AIM: Copy out all the records exactly.

──────────────────────────────

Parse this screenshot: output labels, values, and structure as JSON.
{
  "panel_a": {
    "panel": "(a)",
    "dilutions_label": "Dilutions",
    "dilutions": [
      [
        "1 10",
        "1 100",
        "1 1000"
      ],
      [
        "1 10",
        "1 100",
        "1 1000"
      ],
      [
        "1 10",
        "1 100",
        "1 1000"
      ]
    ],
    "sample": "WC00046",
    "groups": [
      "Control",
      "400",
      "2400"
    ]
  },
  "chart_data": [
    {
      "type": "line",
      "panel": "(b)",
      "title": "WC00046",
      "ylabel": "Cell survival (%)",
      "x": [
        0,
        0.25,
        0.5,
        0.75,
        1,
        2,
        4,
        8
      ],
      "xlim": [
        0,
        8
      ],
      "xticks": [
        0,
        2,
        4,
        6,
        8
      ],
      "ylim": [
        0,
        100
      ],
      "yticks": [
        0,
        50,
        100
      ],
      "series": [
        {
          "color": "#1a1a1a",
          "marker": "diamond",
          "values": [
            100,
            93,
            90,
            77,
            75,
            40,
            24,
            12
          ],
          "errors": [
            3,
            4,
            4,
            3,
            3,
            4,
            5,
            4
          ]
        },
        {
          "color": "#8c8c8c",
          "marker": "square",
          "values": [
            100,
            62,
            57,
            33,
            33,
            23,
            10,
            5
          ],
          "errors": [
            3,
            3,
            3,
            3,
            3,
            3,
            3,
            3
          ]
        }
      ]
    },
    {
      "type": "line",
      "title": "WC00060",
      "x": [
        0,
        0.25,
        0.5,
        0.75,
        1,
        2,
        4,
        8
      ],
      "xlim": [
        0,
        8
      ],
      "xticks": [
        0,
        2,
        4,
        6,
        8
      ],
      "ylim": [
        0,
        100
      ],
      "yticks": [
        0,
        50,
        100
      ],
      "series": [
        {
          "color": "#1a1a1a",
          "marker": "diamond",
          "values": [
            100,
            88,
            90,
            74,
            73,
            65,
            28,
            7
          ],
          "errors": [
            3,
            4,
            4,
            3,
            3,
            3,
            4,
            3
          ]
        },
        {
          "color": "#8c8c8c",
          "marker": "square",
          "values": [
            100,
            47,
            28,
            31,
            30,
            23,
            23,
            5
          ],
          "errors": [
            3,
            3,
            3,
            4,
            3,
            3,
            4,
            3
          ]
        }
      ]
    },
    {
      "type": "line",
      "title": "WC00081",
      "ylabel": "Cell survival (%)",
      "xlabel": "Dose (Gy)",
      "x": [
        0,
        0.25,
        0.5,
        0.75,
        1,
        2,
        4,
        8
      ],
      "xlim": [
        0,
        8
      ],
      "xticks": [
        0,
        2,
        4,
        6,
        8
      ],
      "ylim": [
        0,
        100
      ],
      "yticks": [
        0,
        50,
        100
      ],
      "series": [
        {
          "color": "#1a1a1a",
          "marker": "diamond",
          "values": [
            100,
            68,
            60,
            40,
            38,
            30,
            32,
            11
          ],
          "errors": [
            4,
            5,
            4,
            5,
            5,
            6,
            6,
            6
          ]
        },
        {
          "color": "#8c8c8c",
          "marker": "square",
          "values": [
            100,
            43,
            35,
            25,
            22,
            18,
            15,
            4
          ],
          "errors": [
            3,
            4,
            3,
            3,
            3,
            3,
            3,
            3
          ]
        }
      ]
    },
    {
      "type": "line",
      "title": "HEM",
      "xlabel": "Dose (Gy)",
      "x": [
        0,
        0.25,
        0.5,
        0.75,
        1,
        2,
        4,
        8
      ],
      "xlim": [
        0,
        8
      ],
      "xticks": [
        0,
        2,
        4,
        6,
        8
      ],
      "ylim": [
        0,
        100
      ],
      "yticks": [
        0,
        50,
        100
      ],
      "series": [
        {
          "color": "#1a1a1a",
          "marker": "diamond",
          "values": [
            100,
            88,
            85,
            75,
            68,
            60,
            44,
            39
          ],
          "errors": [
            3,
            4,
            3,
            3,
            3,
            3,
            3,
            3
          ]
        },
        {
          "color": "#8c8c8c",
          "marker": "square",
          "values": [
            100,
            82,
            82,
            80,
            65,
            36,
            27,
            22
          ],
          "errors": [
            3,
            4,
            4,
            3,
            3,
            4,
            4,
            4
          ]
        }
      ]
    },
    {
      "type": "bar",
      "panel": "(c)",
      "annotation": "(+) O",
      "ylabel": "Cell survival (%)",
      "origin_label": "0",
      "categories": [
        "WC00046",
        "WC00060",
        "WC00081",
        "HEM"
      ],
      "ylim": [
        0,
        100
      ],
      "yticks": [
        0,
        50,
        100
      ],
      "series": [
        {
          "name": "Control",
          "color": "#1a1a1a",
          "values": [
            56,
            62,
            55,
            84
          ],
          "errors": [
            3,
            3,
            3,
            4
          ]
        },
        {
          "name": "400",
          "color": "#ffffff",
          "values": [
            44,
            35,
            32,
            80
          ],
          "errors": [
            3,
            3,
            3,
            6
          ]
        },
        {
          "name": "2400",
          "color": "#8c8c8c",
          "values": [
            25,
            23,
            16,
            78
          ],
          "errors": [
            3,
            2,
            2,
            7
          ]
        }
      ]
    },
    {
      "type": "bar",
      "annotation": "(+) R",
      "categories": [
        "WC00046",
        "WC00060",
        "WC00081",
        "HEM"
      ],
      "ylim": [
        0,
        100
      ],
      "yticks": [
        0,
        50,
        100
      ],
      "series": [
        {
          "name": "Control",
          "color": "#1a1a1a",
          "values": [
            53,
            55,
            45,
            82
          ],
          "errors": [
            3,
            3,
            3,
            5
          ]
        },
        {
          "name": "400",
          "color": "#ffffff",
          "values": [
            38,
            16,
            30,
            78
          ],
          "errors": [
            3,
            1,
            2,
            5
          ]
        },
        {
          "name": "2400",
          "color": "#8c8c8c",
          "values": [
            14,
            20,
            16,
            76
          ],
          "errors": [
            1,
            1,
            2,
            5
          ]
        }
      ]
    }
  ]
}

──────────────────────────────

OUTPUT BELOW:
Parse this screenshot: output labels, values, and structure as JSON.
{
  "panel_a": {
    "panel": "(a)",
    "dilutions_label": "Dilutions",
    "dilutions": [
      [
        "1 10",
        "1 100",
        "1 1000"
      ],
      [
        "1 10",
        "1 100",
        "1 1000"
      ],
      [
        "1 10",
        "1 100",
        "1 1000"
      ]
    ],
    "sample": "WC00046",
    "groups": [
      "Control",
      "400",
      "2400"
    ]
  },
  "chart_data": [
    {
      "type": "line",
      "panel": "(b)",
      "title": "WC00046",
      "ylabel": "Cell survival (%)",
      "x": [
        0,
        0.25,
        0.5,
        0.75,
        1,
        2,
        4,
        8
      ],
      "xlim": [
        0,
        8
      ],
      "xticks": [
        0,
        2,
        4,
        6,
        8
      ],
      "ylim": [
        0,
        100
      ],
      "yticks": [
        0,
        50,
        100
      ],
      "series": [
        {
          "color": "#1a1a1a",
          "marker": "diamond",
          "values": [
            100,
            93,
            90,
            77,
            75,
            40,
            24,
            12
          ],
          "errors": [
            3,
            4,
            4,
            3,
            3,
            4,
            5,
            4
          ]
        },
        {
          "color": "#8c8c8c",
          "marker": "square",
          "values": [
            100,
            62,
            57,
            33,
            33,
            23,
            10,
            5
          ],
          "errors": [
            3,
            3,
            3,
            3,
            3,
            3,
            3,
            3
          ]
        }
      ]
    },
    {
      "type": "line",
      "title": "WC00060",
      "x": [
        0,
        0.25,
        0.5,
        0.75,
        1,
        2,
        4,
        8
      ],
      "xlim": [
        0,
        8
      ],
      "xticks": [
        0,
        2,
        4,
        6,
        8
      ],
      "ylim": [
        0,
        100
      ],
      "yticks": [
        0,
        50,
        100
      ],
      "series": [
        {
          "color": "#1a1a1a",
          "marker": "diamond",
          "values": [
            100,
            88,
            90,
            74,
            73,
            65,
            28,
            7
          ],
          "errors": [
            3,
            4,
            4,
            3,
            3,
            3,
            4,
            3
          ]
        },
        {
          "color": "#8c8c8c",
          "marker": "square",
          "values": [
            100,
            47,
            28,
            31,
            30,
            23,
            23,
            5
          ],
          "errors": [
            3,
            3,
            3,
            4,
            3,
            3,
            4,
            3
          ]
        }
      ]
    },
    {
      "type": "line",
      "title": "WC00081",
      "ylabel": "Cell survival (%)",
      "xlabel": "Dose (Gy)",
      "x": [
        0,
        0.25,
        0.5,
        0.75,
        1,
        2,
        4,
        8
      ],
      "xlim": [
        0,
        8
      ],
      "xticks": [
        0,
        2,
        4,
        6,
        8
      ],
      "ylim": [
        0,
        100
      ],
      "yticks": [
        0,
        50,
        100
      ],
      "series": [
        {
          "color": "#1a1a1a",
          "marker": "diamond",
          "values": [
            100,
            68,
            60,
            40,
            38,
            30,
            32,
            11
          ],
          "errors": [
            4,
            5,
            4,
            5,
            5,
            6,
            6,
            6
          ]
        },
        {
          "color": "#8c8c8c",
          "marker": "square",
          "values": [
            100,
            43,
            35,
            25,
            22,
            18,
            15,
            4
          ],
          "errors": [
            3,
            4,
            3,
            3,
            3,
            3,
            3,
            3
          ]
        }
      ]
    },
    {
      "type": "line",
      "title": "HEM",
      "xlabel": "Dose (Gy)",
      "x": [
        0,
        0.25,
        0.5,
        0.75,
        1,
        2,
        4,
        8
      ],
      "xlim": [
        0,
        8
      ],
      "xticks": [
        0,
        2,
        4,
        6,
        8
      ],
      "ylim": [
        0,
        100
      ],
      "yticks": [
        0,
        50,
        100
      ],
      "series": [
        {
          "color": "#1a1a1a",
          "marker": "diamond",
          "values": [
            100,
            88,
            85,
            75,
            68,
            60,
            44,
            39
          ],
          "errors": [
            3,
            4,
            3,
            3,
            3,
            3,
            3,
            3
          ]
        },
        {
          "color": "#8c8c8c",
          "marker": "square",
          "values": [
            100,
            82,
            82,
            80,
            65,
            36,
            27,
            22
          ],
          "errors": [
            3,
            4,
            4,
            3,
            3,
            4,
            4,
            4
          ]
        }
      ]
    },
    {
      "type": "bar",
      "panel": "(c)",
      "annotation": "(+) O",
      "ylabel": "Cell survival (%)",
      "origin_label": "0",
      "categories": [
        "WC00046",
        "WC00060",
        "WC00081",
        "HEM"
      ],
      "ylim": [
        0,
        100
      ],
      "yticks": [
        0,
        50,
        100
      ],
      "series": [
        {
          "name": "Control",
          "color": "#1a1a1a",
          "values": [
            56,
            62,
            55,
            84
          ],
          "errors": [
            3,
            3,
            3,
            4
          ]
        },
        {
          "name": "400",
          "color": "#ffffff",
          "values": [
            44,
            35,
            32,
            80
          ],
          "errors": [
            3,
            3,
            3,
            6
          ]
        },
        {
          "name": "2400",
          "color": "#8c8c8c",
          "values": [
            25,
            23,
            16,
            78
          ],
          "errors": [
            3,
            2,
            2,
            7
          ]
        }
      ]
    },
    {
      "type": "bar",
      "annotation": "(+) R",
      "categories": [
        "WC00046",
        "WC00060",
        "WC00081",
        "HEM"
      ],
      "ylim": [
        0,
        100
      ],
      "yticks": [
        0,
        50,
        100
      ],
      "series": [
        {
          "name": "Control",
          "color": "#1a1a1a",
          "values": [
            53,
            55,
            45,
            82
          ],
          "errors": [
            3,
            3,
            3,
            5
          ]
        },
        {
          "name": "400",
          "color": "#ffffff",
          "values": [
            38,
            16,
            30,
            78
          ],
          "errors": [
            3,
            1,
            2,
            5
          ]
        },
        {
          "name": "2400",
          "color": "#8c8c8c",
          "values": [
            14,
            20,
            16,
            76
          ],
          "errors": [
            1,
            1,
            2,
            5
          ]
        }
      ]
    }
  ]
}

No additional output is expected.